Information provided:
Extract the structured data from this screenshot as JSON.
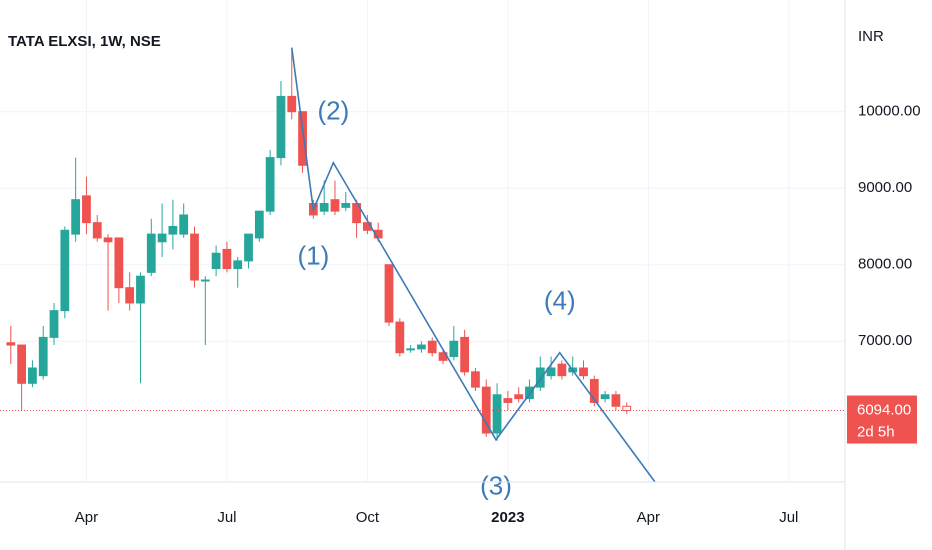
{
  "chart_data": {
    "type": "candlestick",
    "title": "TATA ELXSI, 1W, NSE",
    "y_axis_label": "INR",
    "x": [
      1,
      2,
      3,
      4,
      5,
      6,
      7,
      8,
      9,
      10,
      11,
      12,
      13,
      14,
      15,
      16,
      17,
      18,
      19,
      20,
      21,
      22,
      23,
      24,
      25,
      26,
      27,
      28,
      29,
      30,
      31,
      32,
      33,
      34,
      35,
      36,
      37,
      38,
      39,
      40,
      41,
      42,
      43,
      44,
      45,
      46,
      47,
      48,
      49,
      50,
      51,
      52,
      53,
      54,
      55,
      56,
      57,
      58
    ],
    "open": [
      6980,
      6950,
      6450,
      6550,
      7050,
      7400,
      8400,
      8900,
      8550,
      8350,
      8350,
      7700,
      7500,
      7900,
      8300,
      8400,
      8400,
      8400,
      7800,
      7950,
      8200,
      7950,
      8050,
      8350,
      8700,
      9400,
      10200,
      10000,
      8800,
      8700,
      8850,
      8750,
      8800,
      8550,
      8450,
      8000,
      7250,
      6900,
      6900,
      7000,
      6850,
      6800,
      7050,
      6600,
      6400,
      5800,
      6250,
      6300,
      6250,
      6400,
      6550,
      6700,
      6600,
      6650,
      6500,
      6250,
      6300,
      6150
    ],
    "high": [
      7200,
      6950,
      6750,
      7200,
      7500,
      8500,
      9400,
      9150,
      8650,
      8400,
      8350,
      7900,
      7900,
      8600,
      8800,
      8850,
      8800,
      8500,
      7850,
      8250,
      8300,
      8100,
      8400,
      8700,
      9500,
      10400,
      10800,
      10000,
      8850,
      9100,
      9100,
      8950,
      8850,
      8650,
      8550,
      8000,
      7300,
      6950,
      7000,
      7050,
      6900,
      7200,
      7150,
      6650,
      6500,
      6450,
      6350,
      6400,
      6500,
      6800,
      6800,
      6750,
      6800,
      6750,
      6550,
      6350,
      6350,
      6200
    ],
    "low": [
      6700,
      6100,
      6400,
      6500,
      6950,
      7300,
      8300,
      8400,
      8300,
      7400,
      7500,
      7400,
      6450,
      7850,
      8100,
      8200,
      8350,
      7700,
      6950,
      7850,
      7900,
      7700,
      7950,
      8300,
      8650,
      9300,
      9900,
      9200,
      8600,
      8650,
      8650,
      8700,
      8350,
      8400,
      8300,
      7200,
      6800,
      6850,
      6850,
      6800,
      6700,
      6750,
      6550,
      6350,
      5750,
      5700,
      6100,
      6200,
      6200,
      6350,
      6500,
      6500,
      6550,
      6500,
      6150,
      6200,
      6100,
      6050
    ],
    "close": [
      6950,
      6450,
      6650,
      7050,
      7400,
      8450,
      8850,
      8550,
      8350,
      8300,
      7700,
      7500,
      7850,
      8400,
      8400,
      8500,
      8650,
      7800,
      7800,
      8150,
      7950,
      8050,
      8400,
      8700,
      9400,
      10200,
      10000,
      9300,
      8650,
      8800,
      8700,
      8800,
      8550,
      8450,
      8350,
      7250,
      6850,
      6900,
      6950,
      6850,
      6750,
      7000,
      6600,
      6400,
      5800,
      6300,
      6200,
      6250,
      6400,
      6650,
      6650,
      6550,
      6650,
      6550,
      6200,
      6300,
      6150,
      6094
    ],
    "up_color": "#26a69a",
    "down_color": "#ef5350",
    "wave": {
      "color": "#3d7ab8",
      "x": [
        27,
        29,
        30.85,
        45.9,
        51.8,
        60.6
      ],
      "values": [
        10837,
        8719,
        9333,
        5712,
        6850,
        5163
      ]
    },
    "annotations": [
      "(1)",
      "(2)",
      "(3)",
      "(4)"
    ],
    "last_price": 6094,
    "last_price_label": "6094.00",
    "countdown": "2d 5h",
    "xlim": [
      0,
      78.2
    ],
    "xticks": [
      {
        "value": 8,
        "label": "Apr"
      },
      {
        "value": 21,
        "label": "Jul"
      },
      {
        "value": 34,
        "label": "Oct"
      },
      {
        "value": 47,
        "label": "2023"
      },
      {
        "value": 60,
        "label": "Apr"
      },
      {
        "value": 73,
        "label": "Jul"
      }
    ],
    "ylim": [
      5160,
      11460
    ],
    "yticks": [
      {
        "value": 7000,
        "label": "7000.00"
      },
      {
        "value": 8000,
        "label": "8000.00"
      },
      {
        "value": 9000,
        "label": "9000.00"
      },
      {
        "value": 10000,
        "label": "10000.00"
      }
    ],
    "grid": true
  }
}
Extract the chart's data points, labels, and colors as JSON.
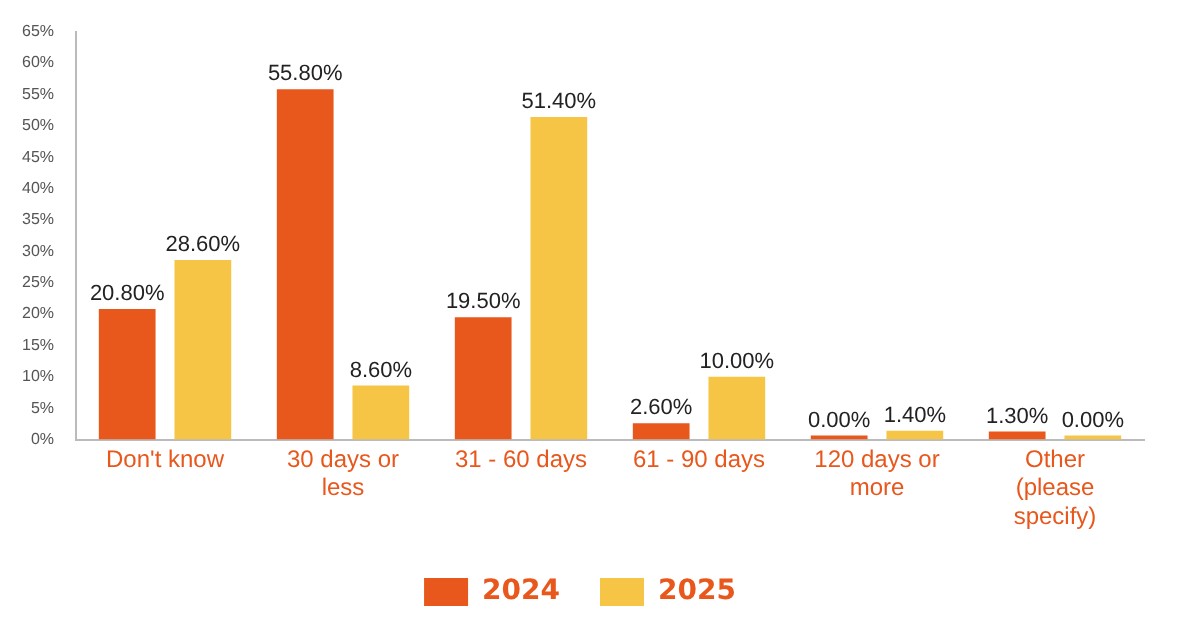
{
  "chart_data": {
    "type": "bar",
    "categories": [
      "Don't know",
      "30 days or less",
      "31 - 60 days",
      "61 - 90 days",
      "120 days or more",
      "Other (please specify)"
    ],
    "series": [
      {
        "name": "2024",
        "color": "#e8571c",
        "values": [
          20.8,
          55.8,
          19.5,
          2.6,
          0,
          1.3
        ],
        "value_labels": [
          "20.80%",
          "55.80%",
          "19.50%",
          "2.60%",
          "0.00%",
          "1.30%"
        ]
      },
      {
        "name": "2025",
        "color": "#f6c545",
        "values": [
          28.6,
          8.6,
          51.4,
          10,
          1.4,
          0
        ],
        "value_labels": [
          "28.60%",
          "8.60%",
          "51.40%",
          "10.00%",
          "1.40%",
          "0.00%"
        ]
      }
    ],
    "ylim": [
      0,
      65
    ],
    "yticks": [
      {
        "value": 0,
        "label": "0%"
      },
      {
        "value": 5,
        "label": "5%"
      },
      {
        "value": 10,
        "label": "10%"
      },
      {
        "value": 15,
        "label": "15%"
      },
      {
        "value": 20,
        "label": "20%"
      },
      {
        "value": 25,
        "label": "25%"
      },
      {
        "value": 30,
        "label": "30%"
      },
      {
        "value": 35,
        "label": "35%"
      },
      {
        "value": 40,
        "label": "40%"
      },
      {
        "value": 45,
        "label": "45%"
      },
      {
        "value": 50,
        "label": "50%"
      },
      {
        "value": 55,
        "label": "55%"
      },
      {
        "value": 60,
        "label": "60%"
      },
      {
        "value": 65,
        "label": "65%"
      }
    ],
    "legend": "bottom",
    "grid": false
  }
}
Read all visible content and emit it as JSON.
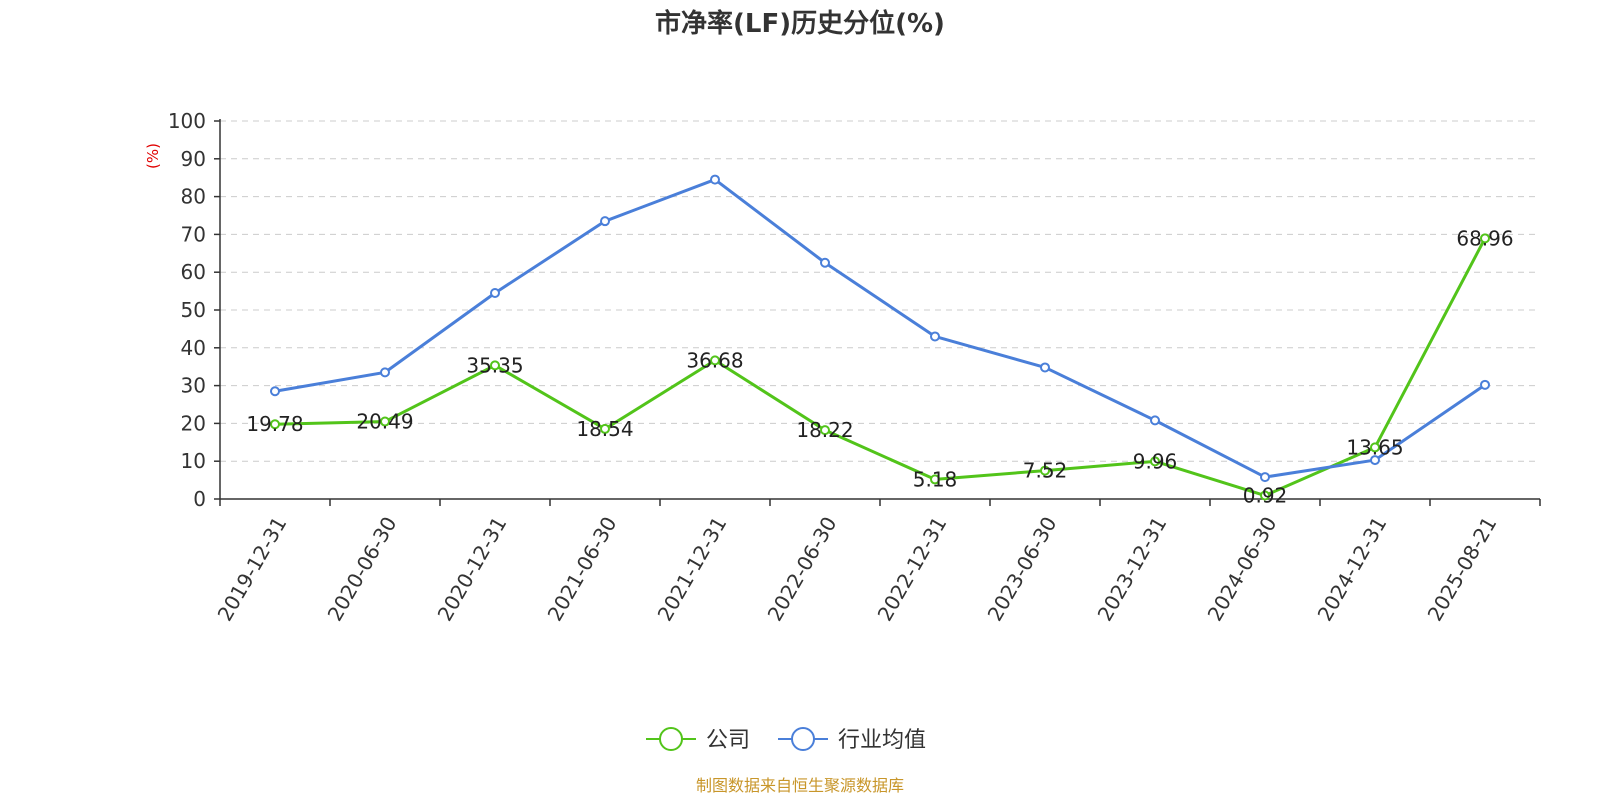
{
  "chart_data": {
    "type": "line",
    "title": "市净率(LF)历史分位(%)",
    "ylabel": "(%)",
    "ylim": [
      0,
      100
    ],
    "yticks": [
      0,
      10,
      20,
      30,
      40,
      50,
      60,
      70,
      80,
      90,
      100
    ],
    "grid": true,
    "legend_position": "bottom-center",
    "categories": [
      "2019-12-31",
      "2020-06-30",
      "2020-12-31",
      "2021-06-30",
      "2021-12-31",
      "2022-06-30",
      "2022-12-31",
      "2023-06-30",
      "2023-12-31",
      "2024-06-30",
      "2024-12-31",
      "2025-08-21"
    ],
    "series": [
      {
        "name": "公司",
        "color": "#52c41a",
        "values": [
          19.78,
          20.49,
          35.35,
          18.54,
          36.68,
          18.22,
          5.18,
          7.52,
          9.96,
          0.92,
          13.65,
          68.96
        ],
        "data_labels": [
          "19.78",
          "20.49",
          "35.35",
          "18.54",
          "36.68",
          "18.22",
          "5.18",
          "7.52",
          "9.96",
          "0.92",
          "13.65",
          "68.96"
        ]
      },
      {
        "name": "行业均值",
        "color": "#4a7fd9",
        "values": [
          28.5,
          33.5,
          54.5,
          73.5,
          84.5,
          62.5,
          43.0,
          34.8,
          20.8,
          5.8,
          10.3,
          30.2
        ]
      }
    ]
  },
  "source": "制图数据来自恒生聚源数据库"
}
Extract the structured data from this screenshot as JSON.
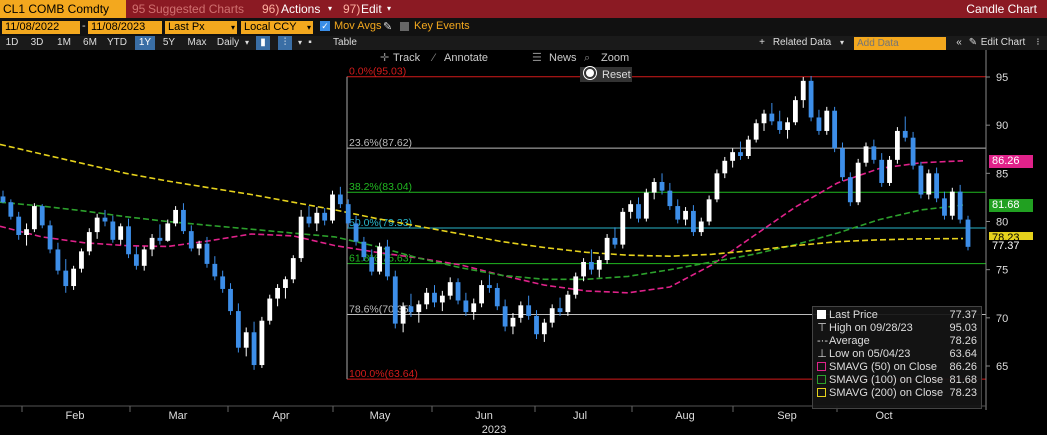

Requirement: All of the data above should be quoted exactly, except for the pictures.

Full response:
Extract the structured data from this screenshot as JSON.
{
  "chart_data": {
    "type": "candlestick",
    "title": "TATA ELXSI, 1W, NSE",
    "y_axis_label": "INR",
    "x": [
      1,
      2,
      3,
      4,
      5,
      6,
      7,
      8,
      9,
      10,
      11,
      12,
      13,
      14,
      15,
      16,
      17,
      18,
      19,
      20,
      21,
      22,
      23,
      24,
      25,
      26,
      27,
      28,
      29,
      30,
      31,
      32,
      33,
      34,
      35,
      36,
      37,
      38,
      39,
      40,
      41,
      42,
      43,
      44,
      45,
      46,
      47,
      48,
      49,
      50,
      51,
      52,
      53,
      54,
      55,
      56,
      57,
      58
    ],
    "open": [
      6980,
      6950,
      6450,
      6550,
      7050,
      7400,
      8400,
      8900,
      8550,
      8350,
      8350,
      7700,
      7500,
      7900,
      8300,
      8400,
      8400,
      8400,
      7800,
      7950,
      8200,
      7950,
      8050,
      8350,
      8700,
      9400,
      10200,
      10000,
      8800,
      8700,
      8850,
      8750,
      8800,
      8550,
      8450,
      8000,
      7250,
      6900,
      6900,
      7000,
      6850,
      6800,
      7050,
      6600,
      6400,
      5800,
      6250,
      6300,
      6250,
      6400,
      6550,
      6700,
      6600,
      6650,
      6500,
      6250,
      6300,
      6150
    ],
    "high": [
      7200,
      6950,
      6750,
      7200,
      7500,
      8500,
      9400,
      9150,
      8650,
      8400,
      8350,
      7900,
      7900,
      8600,
      8800,
      8850,
      8800,
      8500,
      7850,
      8250,
      8300,
      8100,
      8400,
      8700,
      9500,
      10400,
      10800,
      10000,
      8850,
      9100,
      9100,
      8950,
      8850,
      8650,
      8550,
      8000,
      7300,
      6950,
      7000,
      7050,
      6900,
      7200,
      7150,
      6650,
      6500,
      6450,
      6350,
      6400,
      6500,
      6800,
      6800,
      6750,
      6800,
      6750,
      6550,
      6350,
      6350,
      6200
    ],
    "low": [
      6700,
      6100,
      6400,
      6500,
      6950,
      7300,
      8300,
      8400,
      8300,
      7400,
      7500,
      7400,
      6450,
      7850,
      8100,
      8200,
      8350,
      7700,
      6950,
      7850,
      7900,
      7700,
      7950,
      8300,
      8650,
      9300,
      9900,
      9200,
      8600,
      8650,
      8650,
      8700,
      8350,
      8400,
      8300,
      7200,
      6800,
      6850,
      6850,
      6800,
      6700,
      6750,
      6550,
      6350,
      5750,
      5700,
      6100,
      6200,
      6200,
      6350,
      6500,
      6500,
      6550,
      6500,
      6150,
      6200,
      6100,
      6050
    ],
    "close": [
      6950,
      6450,
      6650,
      7050,
      7400,
      8450,
      8850,
      8550,
      8350,
      8300,
      7700,
      7500,
      7850,
      8400,
      8400,
      8500,
      8650,
      7800,
      7800,
      8150,
      7950,
      8050,
      8400,
      8700,
      9400,
      10200,
      10000,
      9300,
      8650,
      8800,
      8700,
      8800,
      8550,
      8450,
      8350,
      7250,
      6850,
      6900,
      6950,
      6850,
      6750,
      7000,
      6600,
      6400,
      5800,
      6300,
      6200,
      6250,
      6400,
      6650,
      6650,
      6550,
      6650,
      6550,
      6200,
      6300,
      6150,
      6094
    ],
    "up_color": "#26a69a",
    "down_color": "#ef5350",
    "wave": {
      "color": "#3d7ab8",
      "x": [
        27,
        29,
        30.85,
        45.9,
        51.8,
        60.6
      ],
      "values": [
        10837,
        8719,
        9333,
        5712,
        6850,
        5163
      ]
    },
    "annotations": [
      "(1)",
      "(2)",
      "(3)",
      "(4)"
    ],
    "last_price": 6094,
    "last_price_label": "6094.00",
    "countdown": "2d 5h",
    "xlim": [
      0,
      78.2
    ],
    "xticks": [
      {
        "value": 8,
        "label": "Apr"
      },
      {
        "value": 21,
        "label": "Jul"
      },
      {
        "value": 34,
        "label": "Oct"
      },
      {
        "value": 47,
        "label": "2023"
      },
      {
        "value": 60,
        "label": "Apr"
      },
      {
        "value": 73,
        "label": "Jul"
      }
    ],
    "ylim": [
      5160,
      11460
    ],
    "yticks": [
      {
        "value": 7000,
        "label": "7000.00"
      },
      {
        "value": 8000,
        "label": "8000.00"
      },
      {
        "value": 9000,
        "label": "9000.00"
      },
      {
        "value": 10000,
        "label": "10000.00"
      }
    ],
    "grid": true
  }
}
Extract the chart's data points, labels, and colors as JSON.
{
  "chart_data": {
    "type": "bar",
    "categories": [
      "Don't know",
      "30 days or less",
      "31 - 60 days",
      "61 - 90 days",
      "120 days or more",
      "Other (please specify)"
    ],
    "series": [
      {
        "name": "2024",
        "color": "#e8571c",
        "values": [
          20.8,
          55.8,
          19.5,
          2.6,
          0,
          1.3
        ],
        "value_labels": [
          "20.80%",
          "55.80%",
          "19.50%",
          "2.60%",
          "0.00%",
          "1.30%"
        ]
      },
      {
        "name": "2025",
        "color": "#f6c545",
        "values": [
          28.6,
          8.6,
          51.4,
          10,
          1.4,
          0
        ],
        "value_labels": [
          "28.60%",
          "8.60%",
          "51.40%",
          "10.00%",
          "1.40%",
          "0.00%"
        ]
      }
    ],
    "ylim": [
      0,
      65
    ],
    "yticks": [
      {
        "value": 0,
        "label": "0%"
      },
      {
        "value": 5,
        "label": "5%"
      },
      {
        "value": 10,
        "label": "10%"
      },
      {
        "value": 15,
        "label": "15%"
      },
      {
        "value": 20,
        "label": "20%"
      },
      {
        "value": 25,
        "label": "25%"
      },
      {
        "value": 30,
        "label": "30%"
      },
      {
        "value": 35,
        "label": "35%"
      },
      {
        "value": 40,
        "label": "40%"
      },
      {
        "value": 45,
        "label": "45%"
      },
      {
        "value": 50,
        "label": "50%"
      },
      {
        "value": 55,
        "label": "55%"
      },
      {
        "value": 60,
        "label": "60%"
      },
      {
        "value": 65,
        "label": "65%"
      }
    ],
    "legend": "bottom",
    "grid": false
  }
}
Read all visible content and emit it as JSON.
{
  "chart_data": {
    "type": "line",
    "title": "市净率(LF)历史分位(%)",
    "ylabel": "(%)",
    "ylim": [
      0,
      100
    ],
    "yticks": [
      0,
      10,
      20,
      30,
      40,
      50,
      60,
      70,
      80,
      90,
      100
    ],
    "grid": true,
    "legend_position": "bottom-center",
    "categories": [
      "2019-12-31",
      "2020-06-30",
      "2020-12-31",
      "2021-06-30",
      "2021-12-31",
      "2022-06-30",
      "2022-12-31",
      "2023-06-30",
      "2023-12-31",
      "2024-06-30",
      "2024-12-31",
      "2025-08-21"
    ],
    "series": [
      {
        "name": "公司",
        "color": "#52c41a",
        "values": [
          19.78,
          20.49,
          35.35,
          18.54,
          36.68,
          18.22,
          5.18,
          7.52,
          9.96,
          0.92,
          13.65,
          68.96
        ],
        "data_labels": [
          "19.78",
          "20.49",
          "35.35",
          "18.54",
          "36.68",
          "18.22",
          "5.18",
          "7.52",
          "9.96",
          "0.92",
          "13.65",
          "68.96"
        ]
      },
      {
        "name": "行业均值",
        "color": "#4a7fd9",
        "values": [
          28.5,
          33.5,
          54.5,
          73.5,
          84.5,
          62.5,
          43.0,
          34.8,
          20.8,
          5.8,
          10.3,
          30.2
        ]
      }
    ]
  },
  "source": "制图数据来自恒生聚源数据库"
}
Extract the structured data from this screenshot as JSON.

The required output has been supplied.